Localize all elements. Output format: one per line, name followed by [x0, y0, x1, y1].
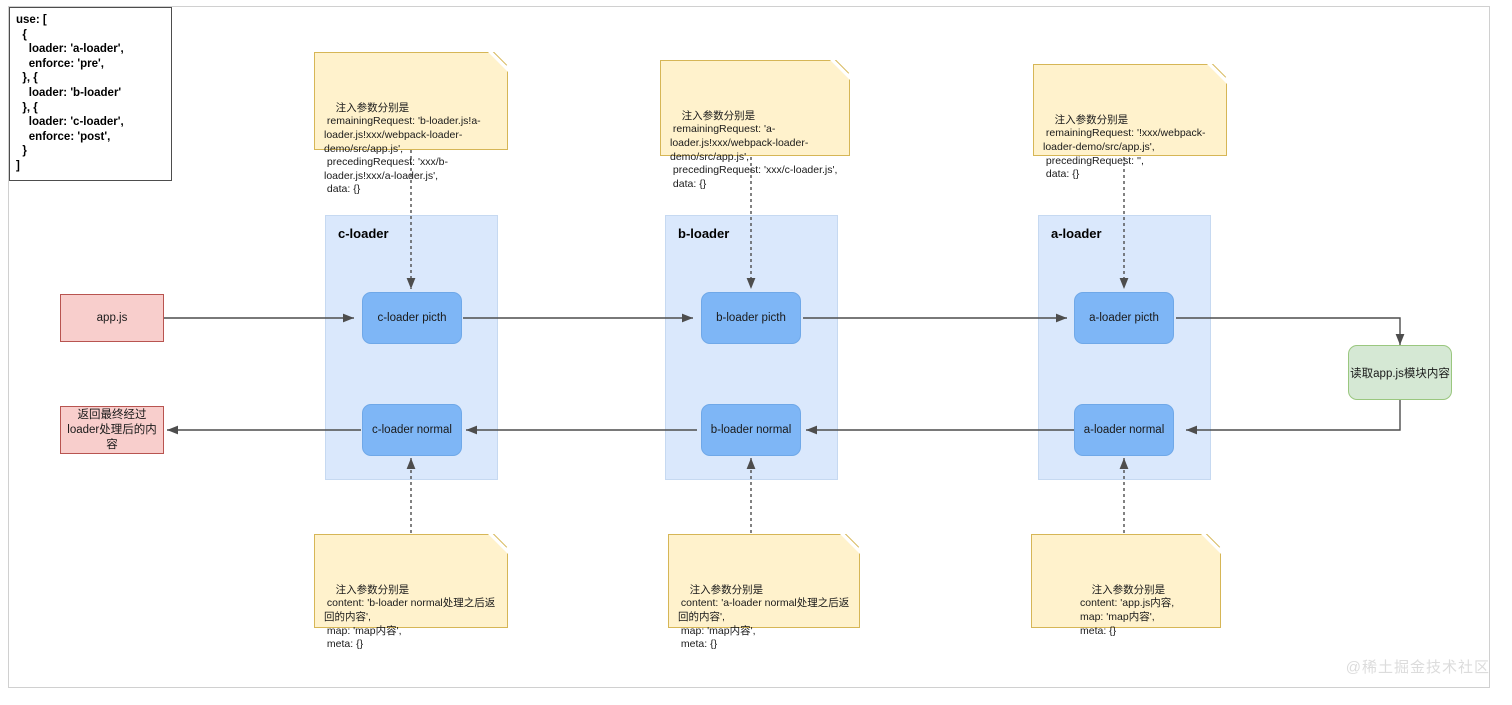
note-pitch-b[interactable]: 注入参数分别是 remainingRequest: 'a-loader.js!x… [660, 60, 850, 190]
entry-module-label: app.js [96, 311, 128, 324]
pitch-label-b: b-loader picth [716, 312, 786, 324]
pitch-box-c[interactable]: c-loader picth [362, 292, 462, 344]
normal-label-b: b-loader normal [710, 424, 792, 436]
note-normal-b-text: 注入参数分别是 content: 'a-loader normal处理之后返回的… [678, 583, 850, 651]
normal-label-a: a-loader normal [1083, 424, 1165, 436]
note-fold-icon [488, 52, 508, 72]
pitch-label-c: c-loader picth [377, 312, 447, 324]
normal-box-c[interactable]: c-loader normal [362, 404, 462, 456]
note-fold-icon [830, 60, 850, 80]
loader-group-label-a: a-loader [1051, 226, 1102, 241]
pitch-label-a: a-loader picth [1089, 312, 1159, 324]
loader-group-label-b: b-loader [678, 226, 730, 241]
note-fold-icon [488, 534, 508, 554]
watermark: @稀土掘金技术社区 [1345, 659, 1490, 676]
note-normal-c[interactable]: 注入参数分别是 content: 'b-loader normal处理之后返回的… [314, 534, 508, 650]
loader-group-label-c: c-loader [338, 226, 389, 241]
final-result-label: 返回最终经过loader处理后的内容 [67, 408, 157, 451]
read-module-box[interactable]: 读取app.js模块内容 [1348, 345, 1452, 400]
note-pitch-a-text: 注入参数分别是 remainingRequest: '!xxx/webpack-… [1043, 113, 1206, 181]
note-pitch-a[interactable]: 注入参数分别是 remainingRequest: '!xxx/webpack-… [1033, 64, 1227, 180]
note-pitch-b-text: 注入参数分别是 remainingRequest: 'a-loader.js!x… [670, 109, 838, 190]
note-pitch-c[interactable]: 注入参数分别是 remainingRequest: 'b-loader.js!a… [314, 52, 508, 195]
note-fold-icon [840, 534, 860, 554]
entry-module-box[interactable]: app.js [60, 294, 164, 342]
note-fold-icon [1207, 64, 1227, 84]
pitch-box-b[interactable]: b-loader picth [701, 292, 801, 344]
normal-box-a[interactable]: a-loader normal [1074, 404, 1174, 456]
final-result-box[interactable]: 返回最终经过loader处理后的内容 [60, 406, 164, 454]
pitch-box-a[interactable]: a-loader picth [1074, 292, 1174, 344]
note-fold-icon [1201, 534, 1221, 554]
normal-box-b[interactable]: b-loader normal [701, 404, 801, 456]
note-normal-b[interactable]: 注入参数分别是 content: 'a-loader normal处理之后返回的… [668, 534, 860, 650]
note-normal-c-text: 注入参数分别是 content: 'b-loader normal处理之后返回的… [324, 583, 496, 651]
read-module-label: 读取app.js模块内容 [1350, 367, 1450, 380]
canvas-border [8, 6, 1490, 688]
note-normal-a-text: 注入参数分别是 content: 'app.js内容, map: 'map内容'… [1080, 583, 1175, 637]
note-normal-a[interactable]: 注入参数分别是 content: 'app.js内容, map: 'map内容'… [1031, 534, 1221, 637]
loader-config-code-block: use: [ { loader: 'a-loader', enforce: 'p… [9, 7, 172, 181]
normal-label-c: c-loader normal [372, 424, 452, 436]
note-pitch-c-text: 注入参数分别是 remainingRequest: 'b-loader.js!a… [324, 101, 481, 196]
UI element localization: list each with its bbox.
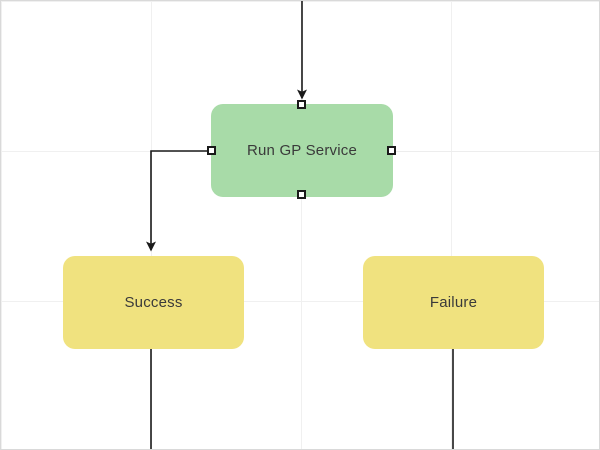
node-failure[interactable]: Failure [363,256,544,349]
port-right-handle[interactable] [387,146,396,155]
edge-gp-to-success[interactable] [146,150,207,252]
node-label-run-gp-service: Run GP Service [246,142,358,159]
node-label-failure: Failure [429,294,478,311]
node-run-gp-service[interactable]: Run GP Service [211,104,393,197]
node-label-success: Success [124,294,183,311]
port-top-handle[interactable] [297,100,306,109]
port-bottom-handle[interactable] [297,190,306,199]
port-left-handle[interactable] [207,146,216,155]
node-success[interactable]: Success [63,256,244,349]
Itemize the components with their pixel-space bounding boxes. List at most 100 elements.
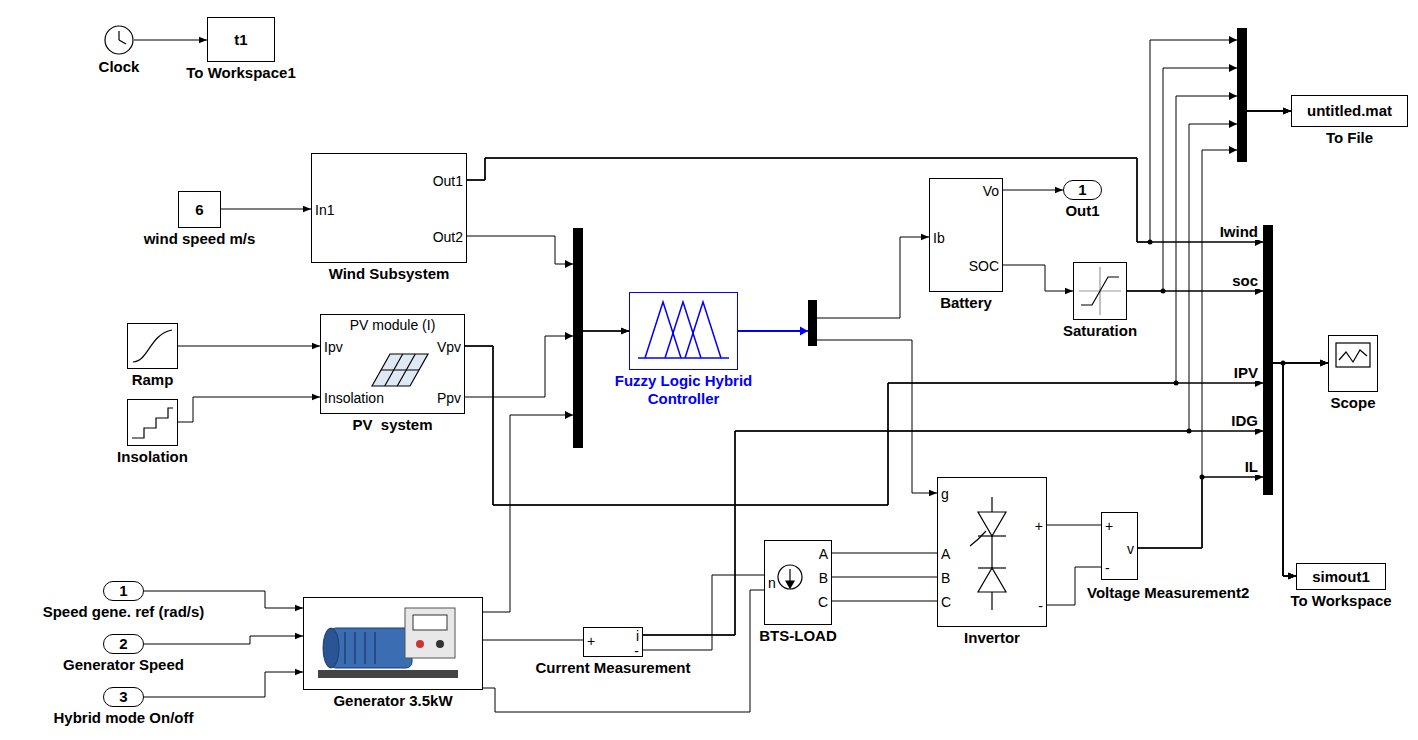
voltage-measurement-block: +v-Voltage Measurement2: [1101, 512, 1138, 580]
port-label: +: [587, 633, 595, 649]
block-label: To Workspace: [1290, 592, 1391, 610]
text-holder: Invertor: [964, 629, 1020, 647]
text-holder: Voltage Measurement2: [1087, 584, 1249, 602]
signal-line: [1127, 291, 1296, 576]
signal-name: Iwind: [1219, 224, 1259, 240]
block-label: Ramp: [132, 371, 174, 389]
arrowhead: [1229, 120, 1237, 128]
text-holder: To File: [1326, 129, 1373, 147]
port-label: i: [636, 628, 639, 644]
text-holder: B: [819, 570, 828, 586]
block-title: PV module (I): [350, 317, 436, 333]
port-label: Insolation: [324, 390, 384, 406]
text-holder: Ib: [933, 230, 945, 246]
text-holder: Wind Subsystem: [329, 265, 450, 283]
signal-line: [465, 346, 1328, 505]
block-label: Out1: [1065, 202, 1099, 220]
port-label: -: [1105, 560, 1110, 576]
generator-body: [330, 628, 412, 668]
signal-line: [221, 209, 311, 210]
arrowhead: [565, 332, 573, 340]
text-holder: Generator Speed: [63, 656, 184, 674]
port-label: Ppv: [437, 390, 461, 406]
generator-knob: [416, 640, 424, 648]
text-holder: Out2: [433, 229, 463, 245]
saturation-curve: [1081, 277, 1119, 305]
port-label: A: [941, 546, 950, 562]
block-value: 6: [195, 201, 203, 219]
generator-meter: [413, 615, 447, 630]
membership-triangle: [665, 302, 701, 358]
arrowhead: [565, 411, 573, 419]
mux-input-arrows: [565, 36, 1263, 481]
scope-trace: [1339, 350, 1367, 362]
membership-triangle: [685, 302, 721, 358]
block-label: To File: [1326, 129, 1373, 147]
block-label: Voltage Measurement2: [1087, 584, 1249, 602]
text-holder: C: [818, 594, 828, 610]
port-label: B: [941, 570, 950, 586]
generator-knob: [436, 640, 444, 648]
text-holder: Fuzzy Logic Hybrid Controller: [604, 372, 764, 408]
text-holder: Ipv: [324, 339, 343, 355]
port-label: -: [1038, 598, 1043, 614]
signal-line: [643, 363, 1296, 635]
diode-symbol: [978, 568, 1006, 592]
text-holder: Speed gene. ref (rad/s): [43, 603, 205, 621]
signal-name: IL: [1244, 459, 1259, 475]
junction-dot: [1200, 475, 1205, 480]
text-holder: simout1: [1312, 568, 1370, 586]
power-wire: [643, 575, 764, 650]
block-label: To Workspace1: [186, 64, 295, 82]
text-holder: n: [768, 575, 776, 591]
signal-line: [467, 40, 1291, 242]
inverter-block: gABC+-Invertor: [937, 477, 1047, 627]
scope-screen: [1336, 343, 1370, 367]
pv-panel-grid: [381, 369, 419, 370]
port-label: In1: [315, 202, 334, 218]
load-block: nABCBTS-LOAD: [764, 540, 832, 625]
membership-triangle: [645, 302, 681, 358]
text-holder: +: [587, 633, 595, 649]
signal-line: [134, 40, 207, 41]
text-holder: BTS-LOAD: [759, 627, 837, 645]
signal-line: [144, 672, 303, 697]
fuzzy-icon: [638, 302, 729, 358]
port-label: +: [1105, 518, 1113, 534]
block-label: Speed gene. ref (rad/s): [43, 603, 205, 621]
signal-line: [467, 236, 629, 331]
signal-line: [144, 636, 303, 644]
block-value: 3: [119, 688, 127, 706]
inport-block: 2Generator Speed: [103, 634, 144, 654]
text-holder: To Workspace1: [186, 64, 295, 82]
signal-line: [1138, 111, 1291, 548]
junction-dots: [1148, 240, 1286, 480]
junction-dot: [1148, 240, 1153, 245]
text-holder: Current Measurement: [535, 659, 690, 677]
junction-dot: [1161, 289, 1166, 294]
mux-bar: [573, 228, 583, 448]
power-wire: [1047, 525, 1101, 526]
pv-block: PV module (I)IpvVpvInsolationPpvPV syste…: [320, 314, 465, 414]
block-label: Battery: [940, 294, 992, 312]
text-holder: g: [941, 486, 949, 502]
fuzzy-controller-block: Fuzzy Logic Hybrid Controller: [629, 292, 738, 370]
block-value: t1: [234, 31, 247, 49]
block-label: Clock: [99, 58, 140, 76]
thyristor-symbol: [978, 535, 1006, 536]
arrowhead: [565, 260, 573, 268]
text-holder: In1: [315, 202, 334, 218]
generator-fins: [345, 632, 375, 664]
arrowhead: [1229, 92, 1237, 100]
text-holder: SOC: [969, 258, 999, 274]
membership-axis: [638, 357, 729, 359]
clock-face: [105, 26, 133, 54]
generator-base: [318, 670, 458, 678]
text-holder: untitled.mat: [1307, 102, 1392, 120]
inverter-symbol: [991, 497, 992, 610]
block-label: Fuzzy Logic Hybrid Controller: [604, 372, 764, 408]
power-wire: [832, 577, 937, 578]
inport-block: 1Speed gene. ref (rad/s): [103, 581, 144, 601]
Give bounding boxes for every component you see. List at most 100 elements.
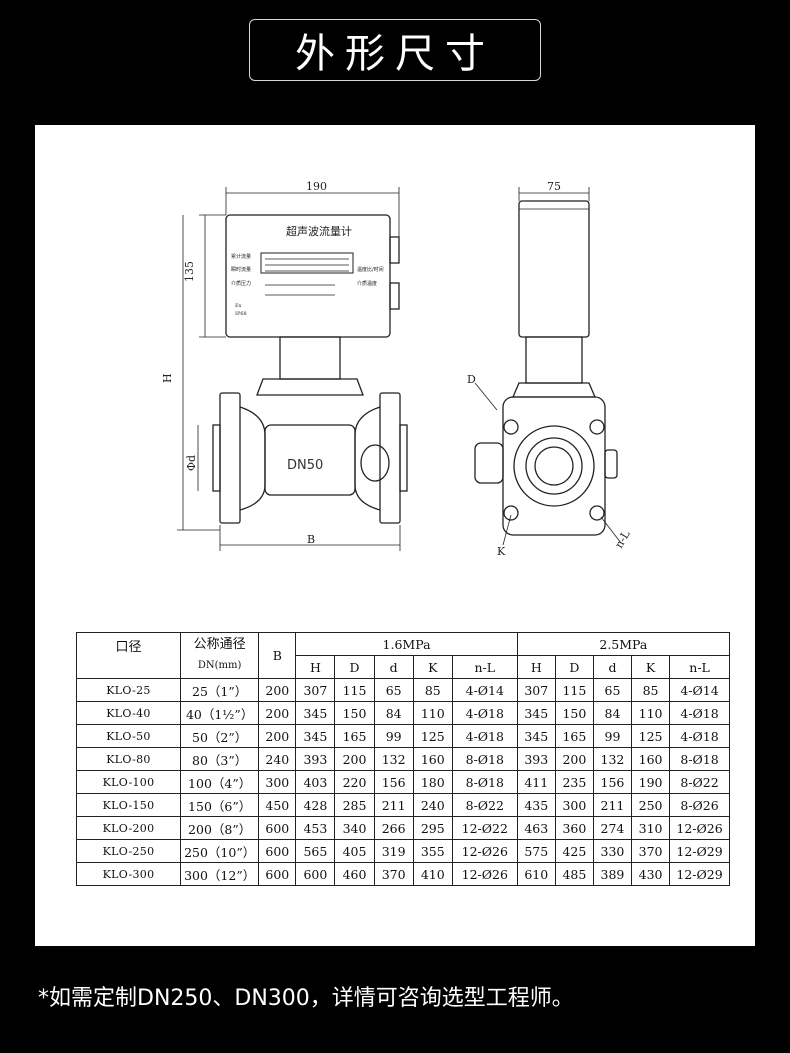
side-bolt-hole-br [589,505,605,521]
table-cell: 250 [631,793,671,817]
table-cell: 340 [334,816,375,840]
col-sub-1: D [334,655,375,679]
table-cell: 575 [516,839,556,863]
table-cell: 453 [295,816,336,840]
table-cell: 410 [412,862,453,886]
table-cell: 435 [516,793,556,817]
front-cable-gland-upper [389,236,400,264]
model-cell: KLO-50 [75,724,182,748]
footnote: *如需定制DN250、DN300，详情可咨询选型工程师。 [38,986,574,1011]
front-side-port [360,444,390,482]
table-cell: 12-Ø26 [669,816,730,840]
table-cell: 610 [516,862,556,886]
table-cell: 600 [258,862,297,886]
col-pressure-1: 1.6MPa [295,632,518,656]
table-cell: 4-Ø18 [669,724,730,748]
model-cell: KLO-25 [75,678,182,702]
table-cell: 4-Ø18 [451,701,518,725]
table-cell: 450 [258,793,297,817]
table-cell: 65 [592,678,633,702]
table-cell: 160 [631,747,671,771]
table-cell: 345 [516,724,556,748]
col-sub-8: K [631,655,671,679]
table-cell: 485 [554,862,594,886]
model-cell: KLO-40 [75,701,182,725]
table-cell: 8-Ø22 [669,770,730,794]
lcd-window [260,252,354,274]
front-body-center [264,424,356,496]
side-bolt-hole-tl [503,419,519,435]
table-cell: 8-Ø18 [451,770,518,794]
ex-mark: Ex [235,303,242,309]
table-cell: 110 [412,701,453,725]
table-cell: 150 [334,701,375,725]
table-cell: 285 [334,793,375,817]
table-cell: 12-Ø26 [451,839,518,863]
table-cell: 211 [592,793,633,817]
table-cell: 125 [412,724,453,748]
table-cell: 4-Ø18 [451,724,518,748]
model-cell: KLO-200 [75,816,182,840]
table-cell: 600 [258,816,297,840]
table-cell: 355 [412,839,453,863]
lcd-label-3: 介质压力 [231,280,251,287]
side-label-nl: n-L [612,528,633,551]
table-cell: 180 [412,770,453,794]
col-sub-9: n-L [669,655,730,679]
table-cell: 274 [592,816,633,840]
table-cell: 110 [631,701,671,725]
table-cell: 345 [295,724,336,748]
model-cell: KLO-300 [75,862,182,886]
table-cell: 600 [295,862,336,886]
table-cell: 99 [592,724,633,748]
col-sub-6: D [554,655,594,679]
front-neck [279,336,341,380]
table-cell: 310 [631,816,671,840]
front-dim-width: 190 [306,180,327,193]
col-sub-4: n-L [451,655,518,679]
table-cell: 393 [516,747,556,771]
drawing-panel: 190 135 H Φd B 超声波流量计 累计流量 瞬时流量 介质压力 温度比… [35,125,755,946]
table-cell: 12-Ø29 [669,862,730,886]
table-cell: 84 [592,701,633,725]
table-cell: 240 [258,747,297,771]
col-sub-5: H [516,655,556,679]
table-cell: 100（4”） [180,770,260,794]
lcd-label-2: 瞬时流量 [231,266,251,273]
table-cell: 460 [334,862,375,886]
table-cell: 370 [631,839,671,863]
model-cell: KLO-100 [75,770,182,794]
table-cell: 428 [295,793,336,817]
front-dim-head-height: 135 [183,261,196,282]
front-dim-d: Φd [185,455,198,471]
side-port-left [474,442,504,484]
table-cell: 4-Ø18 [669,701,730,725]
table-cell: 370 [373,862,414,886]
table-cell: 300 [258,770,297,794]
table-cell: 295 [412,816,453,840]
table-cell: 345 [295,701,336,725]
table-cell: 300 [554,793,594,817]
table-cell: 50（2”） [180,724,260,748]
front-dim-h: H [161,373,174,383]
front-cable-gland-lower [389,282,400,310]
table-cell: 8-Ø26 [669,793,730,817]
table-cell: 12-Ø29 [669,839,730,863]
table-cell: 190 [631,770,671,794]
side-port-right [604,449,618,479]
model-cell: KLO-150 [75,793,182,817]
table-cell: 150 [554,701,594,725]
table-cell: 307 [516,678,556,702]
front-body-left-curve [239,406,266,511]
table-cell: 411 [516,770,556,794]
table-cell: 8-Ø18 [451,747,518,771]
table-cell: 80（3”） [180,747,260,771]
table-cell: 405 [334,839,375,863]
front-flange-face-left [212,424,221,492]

▶ _WHAT IS ASKED_
Please render everything in the records from the line containing "side-bolt-hole-br [589,505,605,521]" down to the line containing "col-pressure-1: 1.6MPa [295,632,518,656]", both included, as a Markdown table with the columns Row and Entry, numbering each line and leaving out blank lines.

▶ _THE COMPLETED TASK_
| Row | Entry |
|---|---|
| 1 | side-bolt-hole-br [589,505,605,521] |
| 2 | table-cell: 250 [631,793,671,817] |
| 3 | table-cell: 340 [334,816,375,840] |
| 4 | col-sub-1: D [334,655,375,679] |
| 5 | table-cell: 575 [516,839,556,863] |
| 6 | table-cell: 453 [295,816,336,840] |
| 7 | table-cell: 410 [412,862,453,886] |
| 8 | table-cell: 435 [516,793,556,817] |
| 9 | front-cable-gland-upper [389,236,400,264] |
| 10 | model-cell: KLO-50 [75,724,182,748] |
| 11 | footnote: *如需定制DN250、DN300，详情可咨询选型工程师。 [38,986,574,1011] |
| 12 | front-side-port [360,444,390,482] |
| 13 | table-cell: 12-Ø26 [669,816,730,840] |
| 14 | table-cell: 610 [516,862,556,886] |
| 15 | table-cell: 600 [258,862,297,886] |
| 16 | col-pressure-1: 1.6MPa [295,632,518,656] |